DATA ROWS
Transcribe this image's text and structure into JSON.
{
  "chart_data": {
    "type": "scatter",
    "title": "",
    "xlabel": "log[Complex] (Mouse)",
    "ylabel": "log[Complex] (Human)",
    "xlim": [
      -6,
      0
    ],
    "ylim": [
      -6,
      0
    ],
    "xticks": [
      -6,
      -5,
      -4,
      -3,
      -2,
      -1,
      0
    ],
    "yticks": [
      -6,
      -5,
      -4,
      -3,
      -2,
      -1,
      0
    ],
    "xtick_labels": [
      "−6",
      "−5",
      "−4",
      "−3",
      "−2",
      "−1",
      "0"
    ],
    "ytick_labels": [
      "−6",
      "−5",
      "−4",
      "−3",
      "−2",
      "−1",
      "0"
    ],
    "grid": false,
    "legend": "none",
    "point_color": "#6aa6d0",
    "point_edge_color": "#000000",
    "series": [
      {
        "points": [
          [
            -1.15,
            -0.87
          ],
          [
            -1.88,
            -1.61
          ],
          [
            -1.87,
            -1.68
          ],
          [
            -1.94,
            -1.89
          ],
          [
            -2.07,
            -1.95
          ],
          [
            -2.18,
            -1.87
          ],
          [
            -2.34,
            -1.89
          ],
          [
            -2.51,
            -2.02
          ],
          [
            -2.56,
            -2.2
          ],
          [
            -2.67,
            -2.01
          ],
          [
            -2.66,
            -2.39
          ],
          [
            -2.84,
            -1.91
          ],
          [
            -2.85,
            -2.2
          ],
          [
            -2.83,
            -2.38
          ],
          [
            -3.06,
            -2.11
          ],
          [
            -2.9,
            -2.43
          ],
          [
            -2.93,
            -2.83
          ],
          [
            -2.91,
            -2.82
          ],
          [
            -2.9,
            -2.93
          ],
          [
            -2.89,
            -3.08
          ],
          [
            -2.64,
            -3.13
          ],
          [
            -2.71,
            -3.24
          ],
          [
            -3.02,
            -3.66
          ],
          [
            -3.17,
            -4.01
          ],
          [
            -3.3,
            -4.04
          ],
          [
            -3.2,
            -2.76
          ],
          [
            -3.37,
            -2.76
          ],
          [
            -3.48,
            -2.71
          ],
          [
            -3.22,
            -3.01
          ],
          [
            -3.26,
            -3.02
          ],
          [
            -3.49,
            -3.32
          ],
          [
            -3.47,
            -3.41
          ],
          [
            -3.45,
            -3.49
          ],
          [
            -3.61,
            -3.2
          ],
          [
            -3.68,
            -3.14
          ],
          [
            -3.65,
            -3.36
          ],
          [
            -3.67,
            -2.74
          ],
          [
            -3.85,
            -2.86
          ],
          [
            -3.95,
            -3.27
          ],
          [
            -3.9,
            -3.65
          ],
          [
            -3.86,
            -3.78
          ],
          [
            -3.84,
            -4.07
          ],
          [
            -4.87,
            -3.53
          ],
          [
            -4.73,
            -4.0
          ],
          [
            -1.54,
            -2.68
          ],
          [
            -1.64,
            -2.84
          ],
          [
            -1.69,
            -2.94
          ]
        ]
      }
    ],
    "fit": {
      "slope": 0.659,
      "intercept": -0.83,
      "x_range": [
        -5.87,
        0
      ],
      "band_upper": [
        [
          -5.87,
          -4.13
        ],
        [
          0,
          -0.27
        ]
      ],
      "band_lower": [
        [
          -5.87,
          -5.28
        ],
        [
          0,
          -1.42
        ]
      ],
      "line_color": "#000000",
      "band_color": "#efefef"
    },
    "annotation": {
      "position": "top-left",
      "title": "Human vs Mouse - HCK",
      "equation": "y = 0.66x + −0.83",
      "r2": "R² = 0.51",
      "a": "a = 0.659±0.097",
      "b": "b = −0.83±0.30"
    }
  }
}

BRIEF
Write out all of the records above exactly as they appear.

TASK RESPONSE
Transcribe this image's text and structure into JSON.
{
  "chart_data": {
    "type": "scatter",
    "title": "",
    "xlabel": "log[Complex] (Mouse)",
    "ylabel": "log[Complex] (Human)",
    "xlim": [
      -6,
      0
    ],
    "ylim": [
      -6,
      0
    ],
    "xticks": [
      -6,
      -5,
      -4,
      -3,
      -2,
      -1,
      0
    ],
    "yticks": [
      -6,
      -5,
      -4,
      -3,
      -2,
      -1,
      0
    ],
    "xtick_labels": [
      "−6",
      "−5",
      "−4",
      "−3",
      "−2",
      "−1",
      "0"
    ],
    "ytick_labels": [
      "−6",
      "−5",
      "−4",
      "−3",
      "−2",
      "−1",
      "0"
    ],
    "grid": false,
    "legend": "none",
    "point_color": "#6aa6d0",
    "point_edge_color": "#000000",
    "series": [
      {
        "points": [
          [
            -1.15,
            -0.87
          ],
          [
            -1.88,
            -1.61
          ],
          [
            -1.87,
            -1.68
          ],
          [
            -1.94,
            -1.89
          ],
          [
            -2.07,
            -1.95
          ],
          [
            -2.18,
            -1.87
          ],
          [
            -2.34,
            -1.89
          ],
          [
            -2.51,
            -2.02
          ],
          [
            -2.56,
            -2.2
          ],
          [
            -2.67,
            -2.01
          ],
          [
            -2.66,
            -2.39
          ],
          [
            -2.84,
            -1.91
          ],
          [
            -2.85,
            -2.2
          ],
          [
            -2.83,
            -2.38
          ],
          [
            -3.06,
            -2.11
          ],
          [
            -2.9,
            -2.43
          ],
          [
            -2.93,
            -2.83
          ],
          [
            -2.91,
            -2.82
          ],
          [
            -2.9,
            -2.93
          ],
          [
            -2.89,
            -3.08
          ],
          [
            -2.64,
            -3.13
          ],
          [
            -2.71,
            -3.24
          ],
          [
            -3.02,
            -3.66
          ],
          [
            -3.17,
            -4.01
          ],
          [
            -3.3,
            -4.04
          ],
          [
            -3.2,
            -2.76
          ],
          [
            -3.37,
            -2.76
          ],
          [
            -3.48,
            -2.71
          ],
          [
            -3.22,
            -3.01
          ],
          [
            -3.26,
            -3.02
          ],
          [
            -3.49,
            -3.32
          ],
          [
            -3.47,
            -3.41
          ],
          [
            -3.45,
            -3.49
          ],
          [
            -3.61,
            -3.2
          ],
          [
            -3.68,
            -3.14
          ],
          [
            -3.65,
            -3.36
          ],
          [
            -3.67,
            -2.74
          ],
          [
            -3.85,
            -2.86
          ],
          [
            -3.95,
            -3.27
          ],
          [
            -3.9,
            -3.65
          ],
          [
            -3.86,
            -3.78
          ],
          [
            -3.84,
            -4.07
          ],
          [
            -4.87,
            -3.53
          ],
          [
            -4.73,
            -4.0
          ],
          [
            -1.54,
            -2.68
          ],
          [
            -1.64,
            -2.84
          ],
          [
            -1.69,
            -2.94
          ]
        ]
      }
    ],
    "fit": {
      "slope": 0.659,
      "intercept": -0.83,
      "x_range": [
        -5.87,
        0
      ],
      "band_upper": [
        [
          -5.87,
          -4.13
        ],
        [
          0,
          -0.27
        ]
      ],
      "band_lower": [
        [
          -5.87,
          -5.28
        ],
        [
          0,
          -1.42
        ]
      ],
      "line_color": "#000000",
      "band_color": "#efefef"
    },
    "annotation": {
      "position": "top-left",
      "title": "Human vs Mouse - HCK",
      "equation": "y = 0.66x + −0.83",
      "r2": "R² = 0.51",
      "a": "a = 0.659±0.097",
      "b": "b = −0.83±0.30"
    }
  }
}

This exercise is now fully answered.